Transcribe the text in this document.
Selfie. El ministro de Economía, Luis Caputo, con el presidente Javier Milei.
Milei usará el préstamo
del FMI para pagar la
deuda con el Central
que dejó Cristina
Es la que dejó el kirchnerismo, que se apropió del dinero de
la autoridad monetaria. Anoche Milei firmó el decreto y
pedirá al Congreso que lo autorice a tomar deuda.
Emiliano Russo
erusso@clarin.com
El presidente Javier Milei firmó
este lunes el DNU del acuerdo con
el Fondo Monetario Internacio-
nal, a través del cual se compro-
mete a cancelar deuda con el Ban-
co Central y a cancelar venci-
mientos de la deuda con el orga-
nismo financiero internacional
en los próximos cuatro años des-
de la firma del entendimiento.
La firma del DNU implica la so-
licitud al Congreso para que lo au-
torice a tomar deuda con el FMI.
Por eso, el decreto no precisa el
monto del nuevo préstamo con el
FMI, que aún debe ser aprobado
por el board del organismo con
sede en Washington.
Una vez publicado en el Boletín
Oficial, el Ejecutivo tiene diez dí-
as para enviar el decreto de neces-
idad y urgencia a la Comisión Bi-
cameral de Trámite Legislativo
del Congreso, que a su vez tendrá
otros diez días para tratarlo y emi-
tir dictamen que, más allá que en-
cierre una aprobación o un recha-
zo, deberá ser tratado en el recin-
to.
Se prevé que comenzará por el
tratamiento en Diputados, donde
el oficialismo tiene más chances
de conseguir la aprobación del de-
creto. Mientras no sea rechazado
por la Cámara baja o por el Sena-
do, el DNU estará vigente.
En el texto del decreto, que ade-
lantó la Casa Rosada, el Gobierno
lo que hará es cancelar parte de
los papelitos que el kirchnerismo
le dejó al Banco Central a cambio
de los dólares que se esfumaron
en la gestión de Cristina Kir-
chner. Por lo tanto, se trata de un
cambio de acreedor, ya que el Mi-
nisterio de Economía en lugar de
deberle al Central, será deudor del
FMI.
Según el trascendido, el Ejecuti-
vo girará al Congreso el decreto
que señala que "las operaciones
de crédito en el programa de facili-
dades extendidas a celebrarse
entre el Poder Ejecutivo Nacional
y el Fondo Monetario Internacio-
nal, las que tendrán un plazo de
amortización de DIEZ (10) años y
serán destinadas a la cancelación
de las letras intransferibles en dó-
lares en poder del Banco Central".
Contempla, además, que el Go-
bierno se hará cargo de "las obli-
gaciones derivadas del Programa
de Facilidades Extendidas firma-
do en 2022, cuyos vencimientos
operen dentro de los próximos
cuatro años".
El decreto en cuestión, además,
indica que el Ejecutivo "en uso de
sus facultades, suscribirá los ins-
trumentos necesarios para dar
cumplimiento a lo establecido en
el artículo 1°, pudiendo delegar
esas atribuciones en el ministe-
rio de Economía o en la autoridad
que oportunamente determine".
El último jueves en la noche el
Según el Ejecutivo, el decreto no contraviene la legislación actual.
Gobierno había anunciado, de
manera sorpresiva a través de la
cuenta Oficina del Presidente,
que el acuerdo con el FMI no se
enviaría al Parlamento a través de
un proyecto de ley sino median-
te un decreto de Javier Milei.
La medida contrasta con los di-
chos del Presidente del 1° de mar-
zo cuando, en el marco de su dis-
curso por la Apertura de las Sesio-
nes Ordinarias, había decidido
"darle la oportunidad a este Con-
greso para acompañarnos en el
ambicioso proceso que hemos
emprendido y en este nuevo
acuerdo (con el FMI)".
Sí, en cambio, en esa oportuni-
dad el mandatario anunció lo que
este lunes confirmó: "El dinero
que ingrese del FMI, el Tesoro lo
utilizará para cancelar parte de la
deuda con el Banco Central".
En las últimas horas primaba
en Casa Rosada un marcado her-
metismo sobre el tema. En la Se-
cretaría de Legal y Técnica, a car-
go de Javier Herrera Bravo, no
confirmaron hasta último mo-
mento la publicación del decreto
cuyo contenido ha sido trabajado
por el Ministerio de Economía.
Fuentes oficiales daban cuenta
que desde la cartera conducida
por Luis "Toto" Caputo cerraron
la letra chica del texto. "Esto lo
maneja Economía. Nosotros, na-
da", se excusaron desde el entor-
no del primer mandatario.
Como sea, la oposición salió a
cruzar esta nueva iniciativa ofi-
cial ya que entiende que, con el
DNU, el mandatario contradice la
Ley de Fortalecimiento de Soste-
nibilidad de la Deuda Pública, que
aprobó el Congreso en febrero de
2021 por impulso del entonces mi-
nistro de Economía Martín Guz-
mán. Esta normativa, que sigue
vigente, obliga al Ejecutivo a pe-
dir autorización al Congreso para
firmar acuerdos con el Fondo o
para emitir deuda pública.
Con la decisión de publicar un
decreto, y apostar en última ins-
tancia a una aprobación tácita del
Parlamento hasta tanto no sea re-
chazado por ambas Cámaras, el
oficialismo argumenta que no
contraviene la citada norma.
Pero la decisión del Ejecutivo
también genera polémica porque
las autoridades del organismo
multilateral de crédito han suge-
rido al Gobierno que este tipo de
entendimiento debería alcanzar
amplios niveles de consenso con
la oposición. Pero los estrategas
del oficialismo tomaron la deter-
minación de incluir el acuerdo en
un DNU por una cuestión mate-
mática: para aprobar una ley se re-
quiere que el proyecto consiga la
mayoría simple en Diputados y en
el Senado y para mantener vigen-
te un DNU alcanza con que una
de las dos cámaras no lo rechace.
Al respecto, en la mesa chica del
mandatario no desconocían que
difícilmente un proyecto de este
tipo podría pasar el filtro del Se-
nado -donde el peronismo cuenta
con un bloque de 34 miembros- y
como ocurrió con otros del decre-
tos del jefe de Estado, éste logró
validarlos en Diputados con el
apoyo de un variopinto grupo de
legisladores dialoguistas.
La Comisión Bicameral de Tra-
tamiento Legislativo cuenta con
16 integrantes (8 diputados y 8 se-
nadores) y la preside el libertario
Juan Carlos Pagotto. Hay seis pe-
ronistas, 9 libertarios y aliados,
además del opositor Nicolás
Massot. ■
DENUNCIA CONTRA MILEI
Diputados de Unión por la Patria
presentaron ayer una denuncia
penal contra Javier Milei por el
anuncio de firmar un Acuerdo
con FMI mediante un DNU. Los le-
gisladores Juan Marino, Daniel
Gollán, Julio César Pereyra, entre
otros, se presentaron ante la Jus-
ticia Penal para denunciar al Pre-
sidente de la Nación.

_ _ _ _ _

Check each line of the entries for the string "dinero". Copy the lines that have it.

Es la que dejó el kirchnerismo, que se apropió del dinero de
este lunes confirmó: "El dinero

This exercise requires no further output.